• _DATA LISTING_:
★ ★ ★ ★ ★
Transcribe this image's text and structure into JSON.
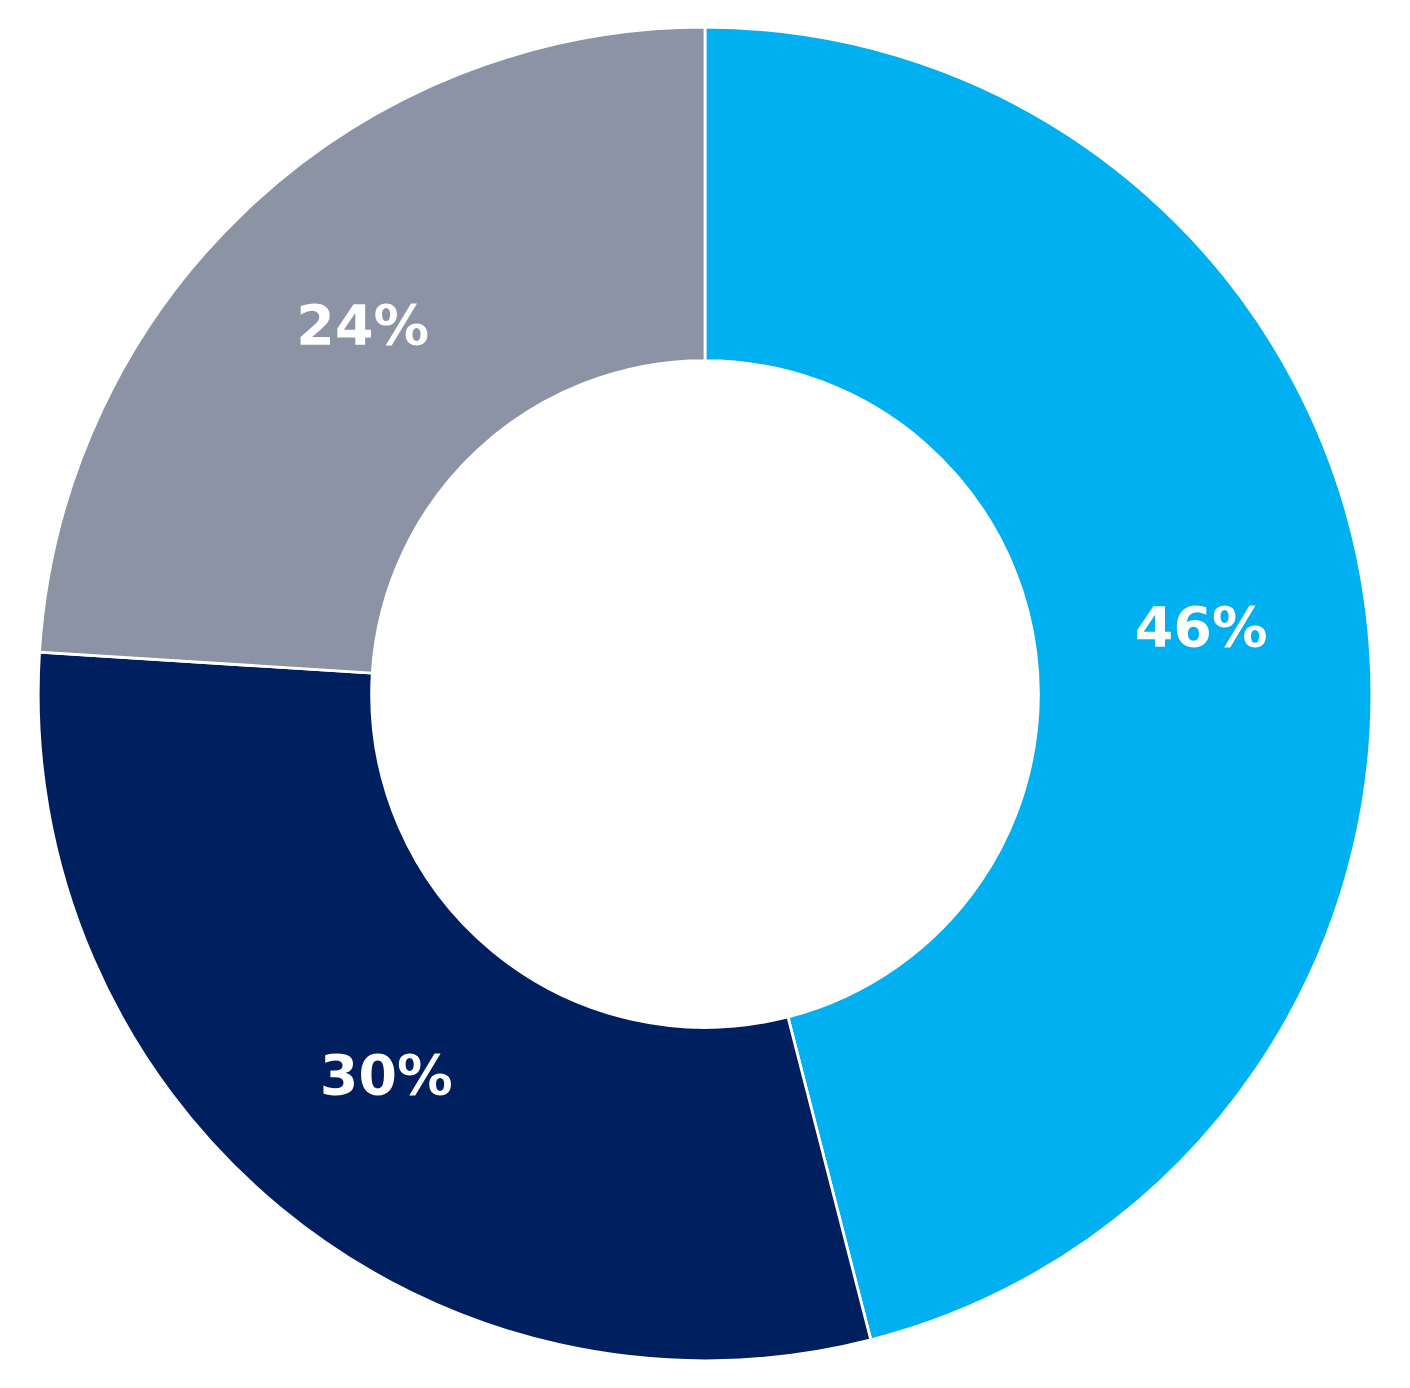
{
  "chart_data": {
    "type": "donut",
    "categories": [
      null,
      null,
      null
    ],
    "values": [
      46,
      30,
      24
    ],
    "colors": [
      "#00b0f0",
      "#001f5f",
      "#8b93a5"
    ],
    "value_labels": [
      "46%",
      "30%",
      "24%"
    ]
  }
}
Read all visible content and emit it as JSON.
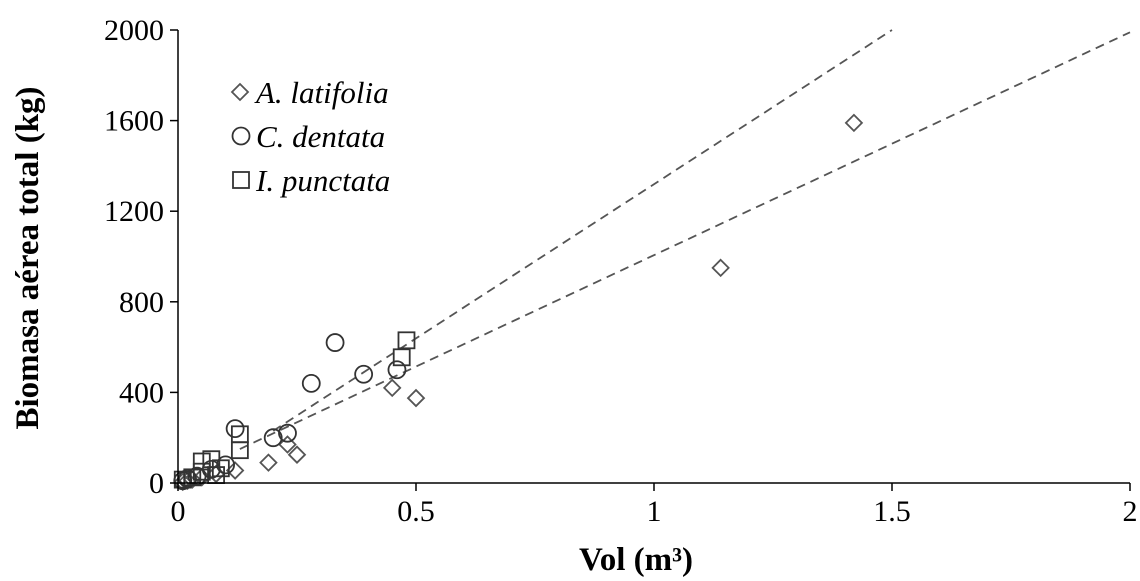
{
  "chart_data": {
    "type": "scatter",
    "xlabel": "Vol (m³)",
    "ylabel": "Biomasa aérea total (kg)",
    "xlim": [
      0,
      2
    ],
    "ylim": [
      0,
      2000
    ],
    "x_ticks": [
      "0",
      "0.5",
      "1",
      "1.5",
      "2"
    ],
    "y_ticks": [
      "0",
      "400",
      "800",
      "1200",
      "1600",
      "2000"
    ],
    "grid": false,
    "legend_position": "top-left",
    "colors": {
      "axis": "#000000",
      "diamond_marker": "#555555",
      "circle_marker": "#333333",
      "square_marker": "#333333",
      "trend_line": "#555555"
    },
    "series": [
      {
        "name": "A. latifolia",
        "marker": "diamond",
        "points": [
          {
            "x": 0.01,
            "y": 5
          },
          {
            "x": 0.02,
            "y": 10
          },
          {
            "x": 0.03,
            "y": 15
          },
          {
            "x": 0.05,
            "y": 25
          },
          {
            "x": 0.08,
            "y": 40
          },
          {
            "x": 0.12,
            "y": 55
          },
          {
            "x": 0.19,
            "y": 90
          },
          {
            "x": 0.23,
            "y": 170
          },
          {
            "x": 0.25,
            "y": 125
          },
          {
            "x": 0.45,
            "y": 420
          },
          {
            "x": 0.5,
            "y": 375
          },
          {
            "x": 1.14,
            "y": 950
          },
          {
            "x": 1.42,
            "y": 1590
          }
        ]
      },
      {
        "name": "C. dentata",
        "marker": "circle",
        "points": [
          {
            "x": 0.01,
            "y": 10
          },
          {
            "x": 0.02,
            "y": 20
          },
          {
            "x": 0.04,
            "y": 30
          },
          {
            "x": 0.07,
            "y": 60
          },
          {
            "x": 0.1,
            "y": 80
          },
          {
            "x": 0.12,
            "y": 240
          },
          {
            "x": 0.2,
            "y": 200
          },
          {
            "x": 0.23,
            "y": 220
          },
          {
            "x": 0.28,
            "y": 440
          },
          {
            "x": 0.33,
            "y": 620
          },
          {
            "x": 0.39,
            "y": 480
          },
          {
            "x": 0.46,
            "y": 500
          }
        ]
      },
      {
        "name": "I. punctata",
        "marker": "square",
        "points": [
          {
            "x": 0.01,
            "y": 15
          },
          {
            "x": 0.03,
            "y": 25
          },
          {
            "x": 0.05,
            "y": 50
          },
          {
            "x": 0.05,
            "y": 95
          },
          {
            "x": 0.07,
            "y": 105
          },
          {
            "x": 0.08,
            "y": 35
          },
          {
            "x": 0.09,
            "y": 65
          },
          {
            "x": 0.13,
            "y": 145
          },
          {
            "x": 0.13,
            "y": 215
          },
          {
            "x": 0.47,
            "y": 555
          },
          {
            "x": 0.48,
            "y": 630
          }
        ]
      }
    ],
    "trend_lines": [
      {
        "x1": 0.13,
        "y1": 150,
        "x2": 2.0,
        "y2": 1990
      },
      {
        "x1": 0.2,
        "y1": 230,
        "x2": 1.5,
        "y2": 2000
      }
    ]
  }
}
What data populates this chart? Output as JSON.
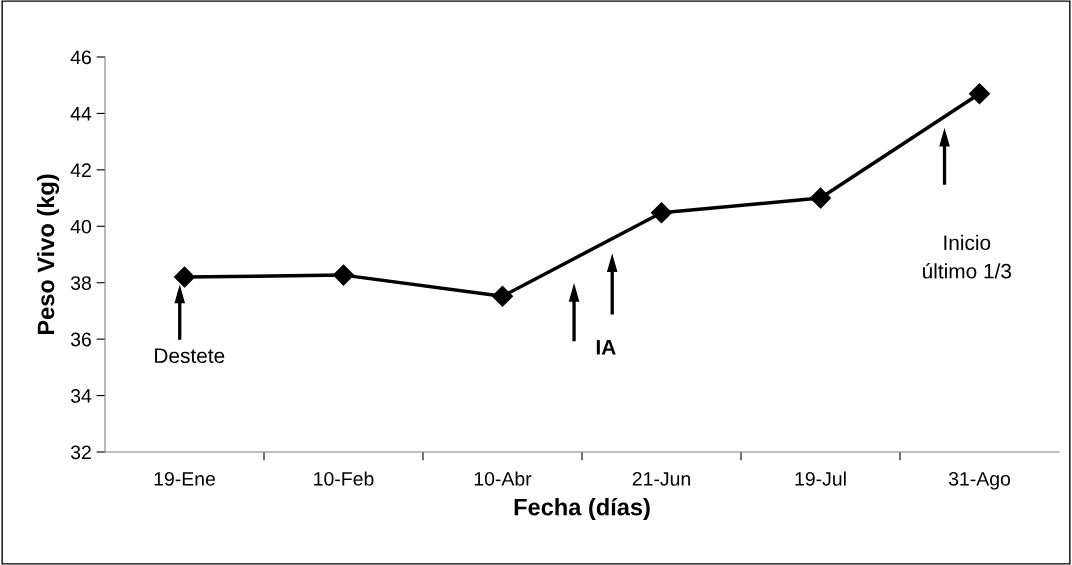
★ ★ ★ ★ ★
• _TO BE DONE_:
From the records, copy every line that has the string "JSON" in it.

• _FULL ANSWER_:
Transcribe this image's text and structure into JSON.
Read all visible content and emit it as JSON.
What data populates this chart? Output as JSON.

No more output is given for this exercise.